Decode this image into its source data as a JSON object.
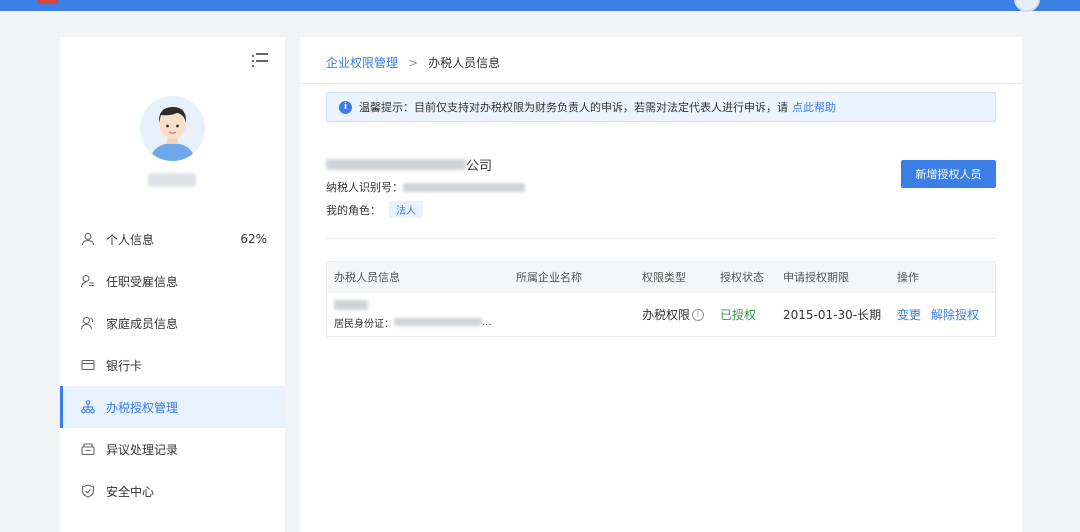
{
  "sidebar": {
    "user_pct": "62%",
    "items": [
      {
        "label": "个人信息",
        "icon": "user-icon",
        "pct": "62%"
      },
      {
        "label": "任职受雇信息",
        "icon": "user-list-icon"
      },
      {
        "label": "家庭成员信息",
        "icon": "family-icon"
      },
      {
        "label": "银行卡",
        "icon": "bank-card-icon"
      },
      {
        "label": "办税授权管理",
        "icon": "org-chart-icon",
        "active": true
      },
      {
        "label": "异议处理记录",
        "icon": "inbox-icon"
      },
      {
        "label": "安全中心",
        "icon": "shield-icon"
      }
    ]
  },
  "breadcrumb": {
    "parent": "企业权限管理",
    "separator": ">",
    "current": "办税人员信息"
  },
  "tip": {
    "icon_glyph": "i",
    "text": "温馨提示：目前仅支持对办税权限为财务负责人的申诉，若需对法定代表人进行申诉，请",
    "link": "点此帮助"
  },
  "company": {
    "name_suffix": "公司",
    "taxid_label": "纳税人识别号：",
    "role_label": "我的角色：",
    "role_value": "法人"
  },
  "add_button": "新增授权人员",
  "table": {
    "headers": [
      "办税人员信息",
      "所属企业名称",
      "权限类型",
      "授权状态",
      "申请授权期限",
      "操作"
    ],
    "rows": [
      {
        "id_label": "居民身份证：",
        "id_ellipsis": "...",
        "company": "",
        "permission": "办税权限",
        "info_glyph": "i",
        "status": "已授权",
        "period": "2015-01-30-长期",
        "actions": [
          "变更",
          "解除授权"
        ]
      }
    ]
  },
  "colors": {
    "primary": "#3b7ee6",
    "success": "#2fa24b",
    "background": "#f2f3f5"
  }
}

▶ _What this task involves_
Exclude all images and restate the records above word for word.

▶ _Finished exercise_
Decode this image into its source data as a JSON object.
{
  "sidebar": {
    "user_pct": "62%",
    "items": [
      {
        "label": "个人信息",
        "icon": "user-icon",
        "pct": "62%"
      },
      {
        "label": "任职受雇信息",
        "icon": "user-list-icon"
      },
      {
        "label": "家庭成员信息",
        "icon": "family-icon"
      },
      {
        "label": "银行卡",
        "icon": "bank-card-icon"
      },
      {
        "label": "办税授权管理",
        "icon": "org-chart-icon",
        "active": true
      },
      {
        "label": "异议处理记录",
        "icon": "inbox-icon"
      },
      {
        "label": "安全中心",
        "icon": "shield-icon"
      }
    ]
  },
  "breadcrumb": {
    "parent": "企业权限管理",
    "separator": ">",
    "current": "办税人员信息"
  },
  "tip": {
    "icon_glyph": "i",
    "text": "温馨提示：目前仅支持对办税权限为财务负责人的申诉，若需对法定代表人进行申诉，请",
    "link": "点此帮助"
  },
  "company": {
    "name_suffix": "公司",
    "taxid_label": "纳税人识别号：",
    "role_label": "我的角色：",
    "role_value": "法人"
  },
  "add_button": "新增授权人员",
  "table": {
    "headers": [
      "办税人员信息",
      "所属企业名称",
      "权限类型",
      "授权状态",
      "申请授权期限",
      "操作"
    ],
    "rows": [
      {
        "id_label": "居民身份证：",
        "id_ellipsis": "...",
        "company": "",
        "permission": "办税权限",
        "info_glyph": "i",
        "status": "已授权",
        "period": "2015-01-30-长期",
        "actions": [
          "变更",
          "解除授权"
        ]
      }
    ]
  },
  "colors": {
    "primary": "#3b7ee6",
    "success": "#2fa24b",
    "background": "#f2f3f5"
  }
}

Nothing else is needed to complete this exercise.